*YOUR GOAL*.
Go through the data and copy every line exactly, but not the images.

*TASK MATERIAL*.
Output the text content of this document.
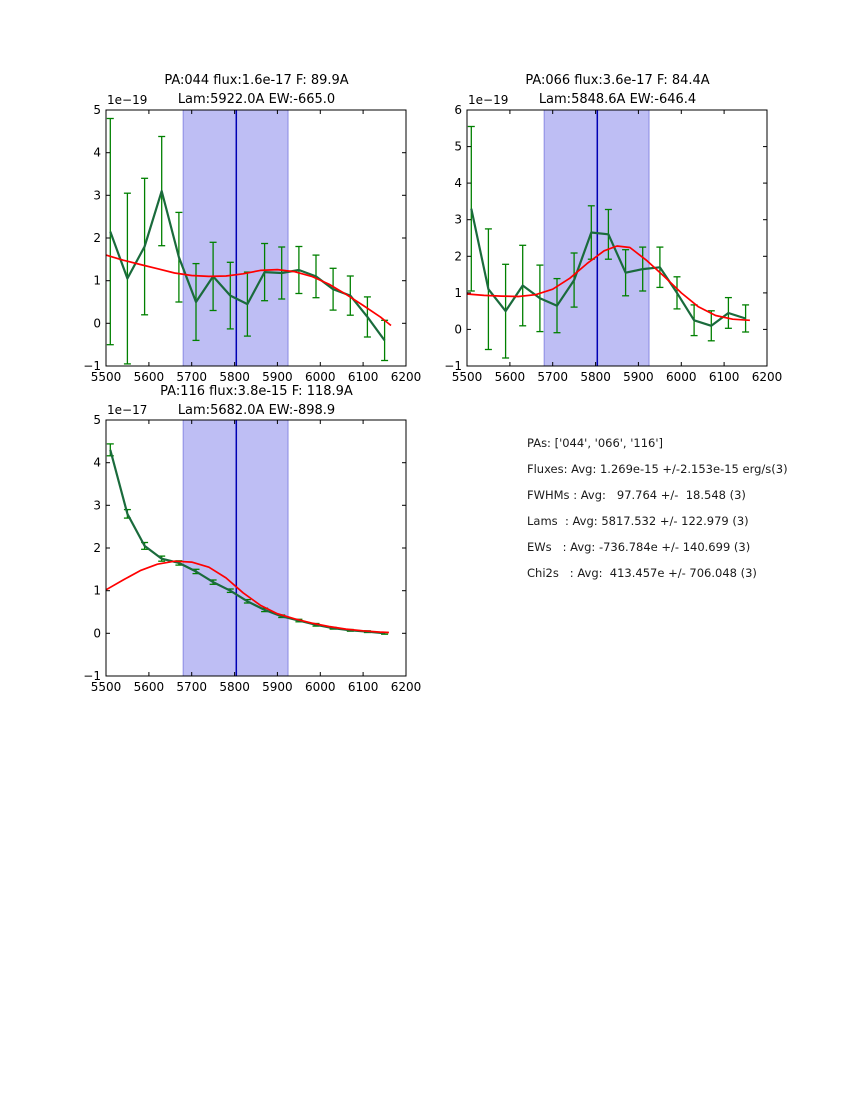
PA:044 flux:1.6e-17 F: 89.9A
Lam:5922.0A EW:-665.0
5500 5600 5700 5800 5900 6000 6100 6200
−1
0
1
2
3
4
5
1e−19
PA:066 flux:3.6e-17 F: 84.4A
Lam:5848.6A EW:-646.4
5500 5600 5700 5800 5900 6000 6100 6200
−1
0
1
2
3
4
5
6
1e−19
PA:116 flux:3.8e-15 F: 118.9A
Lam:5682.0A EW:-898.9
5500 5600 5700 5800 5900 6000 6100 6200
−1
0
1
2
3
4
5
1e−17
PAs: ['044', '066', '116']
Fluxes: Avg: 1.269e-15 +/-2.153e-15 erg/s(3)
FWHMs : Avg:   97.764 +/-  18.548 (3)
Lams  : Avg: 5817.532 +/- 122.979 (3)
EWs   : Avg: -736.784e +/- 140.699 (3)
Chi2s   : Avg:  413.457e +/- 706.048 (3)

*SOLUTION*.
Output the text content of this document.
PA:044 flux:1.6e-17 F: 89.9A
Lam:5922.0A EW:-665.0
5500 5600 5700 5800 5900 6000 6100 6200
−1
0
1
2
3
4
5
1e−19
PA:066 flux:3.6e-17 F: 84.4A
Lam:5848.6A EW:-646.4
5500 5600 5700 5800 5900 6000 6100 6200
−1
0
1
2
3
4
5
6
1e−19
PA:116 flux:3.8e-15 F: 118.9A
Lam:5682.0A EW:-898.9
5500 5600 5700 5800 5900 6000 6100 6200
−1
0
1
2
3
4
5
1e−17
PAs: ['044', '066', '116']
Fluxes: Avg: 1.269e-15 +/-2.153e-15 erg/s(3)
FWHMs : Avg:   97.764 +/-  18.548 (3)
Lams  : Avg: 5817.532 +/- 122.979 (3)
EWs   : Avg: -736.784e +/- 140.699 (3)
Chi2s   : Avg:  413.457e +/- 706.048 (3)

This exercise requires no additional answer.